Set exercise >> Copy out each line that has "PPPOE" in it.

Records
****************************************

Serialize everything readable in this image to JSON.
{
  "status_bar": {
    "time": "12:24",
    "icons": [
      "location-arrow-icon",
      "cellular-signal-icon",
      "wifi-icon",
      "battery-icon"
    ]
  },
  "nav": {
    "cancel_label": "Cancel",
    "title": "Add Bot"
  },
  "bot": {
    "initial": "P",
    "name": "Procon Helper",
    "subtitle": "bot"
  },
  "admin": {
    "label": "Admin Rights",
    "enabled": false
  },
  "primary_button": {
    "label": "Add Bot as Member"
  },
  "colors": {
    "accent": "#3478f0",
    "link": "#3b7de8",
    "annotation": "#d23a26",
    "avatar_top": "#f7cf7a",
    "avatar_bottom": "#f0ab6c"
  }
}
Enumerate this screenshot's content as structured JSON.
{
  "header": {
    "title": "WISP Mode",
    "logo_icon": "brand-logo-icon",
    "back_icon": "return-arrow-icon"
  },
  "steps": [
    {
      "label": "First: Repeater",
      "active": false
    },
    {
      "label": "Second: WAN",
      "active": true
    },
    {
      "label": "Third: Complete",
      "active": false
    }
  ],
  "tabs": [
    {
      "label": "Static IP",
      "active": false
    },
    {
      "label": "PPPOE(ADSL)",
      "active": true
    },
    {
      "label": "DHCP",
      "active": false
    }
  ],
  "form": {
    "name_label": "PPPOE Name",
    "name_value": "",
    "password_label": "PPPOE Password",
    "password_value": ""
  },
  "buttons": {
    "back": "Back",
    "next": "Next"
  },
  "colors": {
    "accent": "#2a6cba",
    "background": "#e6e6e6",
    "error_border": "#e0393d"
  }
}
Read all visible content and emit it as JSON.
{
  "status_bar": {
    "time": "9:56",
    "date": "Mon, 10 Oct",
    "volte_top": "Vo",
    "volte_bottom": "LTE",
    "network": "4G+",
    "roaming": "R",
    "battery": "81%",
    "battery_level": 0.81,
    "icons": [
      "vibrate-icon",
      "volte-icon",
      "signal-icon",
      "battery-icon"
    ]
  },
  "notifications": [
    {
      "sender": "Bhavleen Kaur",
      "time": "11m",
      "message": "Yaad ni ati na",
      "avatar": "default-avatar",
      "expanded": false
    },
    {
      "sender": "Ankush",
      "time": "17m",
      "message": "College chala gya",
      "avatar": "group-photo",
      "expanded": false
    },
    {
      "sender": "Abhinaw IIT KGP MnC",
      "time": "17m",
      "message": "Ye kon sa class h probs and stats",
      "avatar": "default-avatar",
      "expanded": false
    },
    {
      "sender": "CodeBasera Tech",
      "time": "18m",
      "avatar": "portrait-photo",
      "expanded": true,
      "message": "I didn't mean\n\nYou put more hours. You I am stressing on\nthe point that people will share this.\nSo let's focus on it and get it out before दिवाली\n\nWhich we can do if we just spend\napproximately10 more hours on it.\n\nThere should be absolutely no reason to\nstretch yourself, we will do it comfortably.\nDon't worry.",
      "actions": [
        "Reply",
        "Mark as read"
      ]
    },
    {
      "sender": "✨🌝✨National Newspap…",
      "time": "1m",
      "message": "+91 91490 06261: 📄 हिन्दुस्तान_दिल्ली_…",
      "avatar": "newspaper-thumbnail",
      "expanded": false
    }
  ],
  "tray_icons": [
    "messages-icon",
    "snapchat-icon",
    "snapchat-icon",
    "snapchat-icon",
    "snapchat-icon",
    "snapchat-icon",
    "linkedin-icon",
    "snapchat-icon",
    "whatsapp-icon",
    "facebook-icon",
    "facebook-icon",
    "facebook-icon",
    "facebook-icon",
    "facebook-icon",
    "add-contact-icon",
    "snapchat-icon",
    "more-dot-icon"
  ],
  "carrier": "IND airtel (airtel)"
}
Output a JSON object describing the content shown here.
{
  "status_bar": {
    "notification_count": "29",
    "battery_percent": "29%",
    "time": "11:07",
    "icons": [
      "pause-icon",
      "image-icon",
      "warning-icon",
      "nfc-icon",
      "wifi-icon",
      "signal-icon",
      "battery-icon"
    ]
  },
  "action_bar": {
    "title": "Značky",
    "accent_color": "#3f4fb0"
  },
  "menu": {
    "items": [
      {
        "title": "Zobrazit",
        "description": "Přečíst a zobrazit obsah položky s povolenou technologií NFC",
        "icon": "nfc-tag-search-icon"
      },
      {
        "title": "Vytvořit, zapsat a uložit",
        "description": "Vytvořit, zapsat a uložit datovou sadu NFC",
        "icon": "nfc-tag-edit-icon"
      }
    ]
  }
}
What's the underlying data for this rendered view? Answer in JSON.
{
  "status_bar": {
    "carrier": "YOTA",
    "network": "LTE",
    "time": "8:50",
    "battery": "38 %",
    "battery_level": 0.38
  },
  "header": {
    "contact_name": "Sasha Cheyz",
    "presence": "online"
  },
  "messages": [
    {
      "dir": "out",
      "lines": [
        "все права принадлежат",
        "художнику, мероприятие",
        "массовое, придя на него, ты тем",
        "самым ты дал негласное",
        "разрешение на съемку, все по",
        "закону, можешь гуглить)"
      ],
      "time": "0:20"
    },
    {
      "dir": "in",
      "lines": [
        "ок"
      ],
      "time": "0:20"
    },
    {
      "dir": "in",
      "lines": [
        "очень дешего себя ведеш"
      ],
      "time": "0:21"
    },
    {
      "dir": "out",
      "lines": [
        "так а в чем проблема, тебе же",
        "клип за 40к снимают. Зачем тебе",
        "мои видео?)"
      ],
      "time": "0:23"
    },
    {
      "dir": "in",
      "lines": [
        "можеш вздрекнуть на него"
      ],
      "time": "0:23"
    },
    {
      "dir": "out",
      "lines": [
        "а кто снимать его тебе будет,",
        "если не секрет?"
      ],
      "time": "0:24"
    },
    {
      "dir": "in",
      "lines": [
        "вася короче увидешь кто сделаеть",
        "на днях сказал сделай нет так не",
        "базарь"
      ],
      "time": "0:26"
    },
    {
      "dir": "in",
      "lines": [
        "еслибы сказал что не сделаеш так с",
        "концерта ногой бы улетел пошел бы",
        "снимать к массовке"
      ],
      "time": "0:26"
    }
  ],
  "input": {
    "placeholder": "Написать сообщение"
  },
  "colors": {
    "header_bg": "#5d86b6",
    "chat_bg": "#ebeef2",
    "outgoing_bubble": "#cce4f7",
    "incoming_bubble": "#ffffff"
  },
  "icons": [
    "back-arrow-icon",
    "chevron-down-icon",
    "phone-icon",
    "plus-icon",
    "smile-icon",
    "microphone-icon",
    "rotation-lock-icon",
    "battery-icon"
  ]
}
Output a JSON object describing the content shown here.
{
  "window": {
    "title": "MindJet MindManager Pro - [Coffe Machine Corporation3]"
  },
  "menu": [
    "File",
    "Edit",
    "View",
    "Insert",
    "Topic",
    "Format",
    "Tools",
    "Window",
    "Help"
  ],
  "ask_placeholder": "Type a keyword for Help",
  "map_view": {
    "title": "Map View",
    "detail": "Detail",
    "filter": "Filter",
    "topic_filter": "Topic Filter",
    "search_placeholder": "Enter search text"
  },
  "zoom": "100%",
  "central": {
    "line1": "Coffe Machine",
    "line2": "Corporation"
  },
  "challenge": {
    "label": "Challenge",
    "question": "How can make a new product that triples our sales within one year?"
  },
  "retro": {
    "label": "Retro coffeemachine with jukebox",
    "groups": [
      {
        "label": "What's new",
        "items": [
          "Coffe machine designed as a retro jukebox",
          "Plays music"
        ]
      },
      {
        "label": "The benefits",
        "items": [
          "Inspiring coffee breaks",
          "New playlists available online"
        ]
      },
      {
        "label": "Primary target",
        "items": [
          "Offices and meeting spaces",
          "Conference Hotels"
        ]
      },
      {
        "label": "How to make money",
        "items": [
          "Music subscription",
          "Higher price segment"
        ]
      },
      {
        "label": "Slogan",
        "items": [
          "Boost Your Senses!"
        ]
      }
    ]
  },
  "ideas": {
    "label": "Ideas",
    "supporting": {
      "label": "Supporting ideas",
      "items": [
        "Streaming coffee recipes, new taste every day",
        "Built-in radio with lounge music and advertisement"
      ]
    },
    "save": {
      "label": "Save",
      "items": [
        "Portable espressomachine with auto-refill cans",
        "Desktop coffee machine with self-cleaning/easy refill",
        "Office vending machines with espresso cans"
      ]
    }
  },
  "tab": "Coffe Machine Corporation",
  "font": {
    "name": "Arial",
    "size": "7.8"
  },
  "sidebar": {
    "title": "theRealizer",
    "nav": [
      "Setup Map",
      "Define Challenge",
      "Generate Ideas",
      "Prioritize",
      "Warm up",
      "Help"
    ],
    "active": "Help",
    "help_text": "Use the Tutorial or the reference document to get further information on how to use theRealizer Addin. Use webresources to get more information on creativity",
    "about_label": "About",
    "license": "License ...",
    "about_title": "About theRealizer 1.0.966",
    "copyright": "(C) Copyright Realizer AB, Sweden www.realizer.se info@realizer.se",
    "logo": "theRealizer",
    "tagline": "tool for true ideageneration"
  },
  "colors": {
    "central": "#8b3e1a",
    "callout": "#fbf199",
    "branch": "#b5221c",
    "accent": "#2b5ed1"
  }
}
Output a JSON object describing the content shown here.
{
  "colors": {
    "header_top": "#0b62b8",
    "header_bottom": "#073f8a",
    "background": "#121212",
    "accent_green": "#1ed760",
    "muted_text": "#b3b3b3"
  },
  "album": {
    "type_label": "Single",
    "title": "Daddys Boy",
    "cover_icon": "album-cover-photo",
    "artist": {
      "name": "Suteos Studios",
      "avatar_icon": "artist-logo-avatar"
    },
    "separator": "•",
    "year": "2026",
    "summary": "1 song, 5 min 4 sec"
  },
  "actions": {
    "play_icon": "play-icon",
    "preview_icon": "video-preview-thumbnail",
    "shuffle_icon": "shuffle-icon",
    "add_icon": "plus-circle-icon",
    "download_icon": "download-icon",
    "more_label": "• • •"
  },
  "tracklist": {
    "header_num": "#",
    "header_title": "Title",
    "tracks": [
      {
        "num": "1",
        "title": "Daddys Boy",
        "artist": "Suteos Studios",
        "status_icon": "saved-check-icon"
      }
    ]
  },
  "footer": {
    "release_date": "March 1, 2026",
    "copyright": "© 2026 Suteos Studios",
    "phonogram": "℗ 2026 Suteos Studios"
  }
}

****************************************

The result >>
      "label": "PPPOE(ADSL)",
    "name_label": "PPPOE Name",
    "password_label": "PPPOE Password",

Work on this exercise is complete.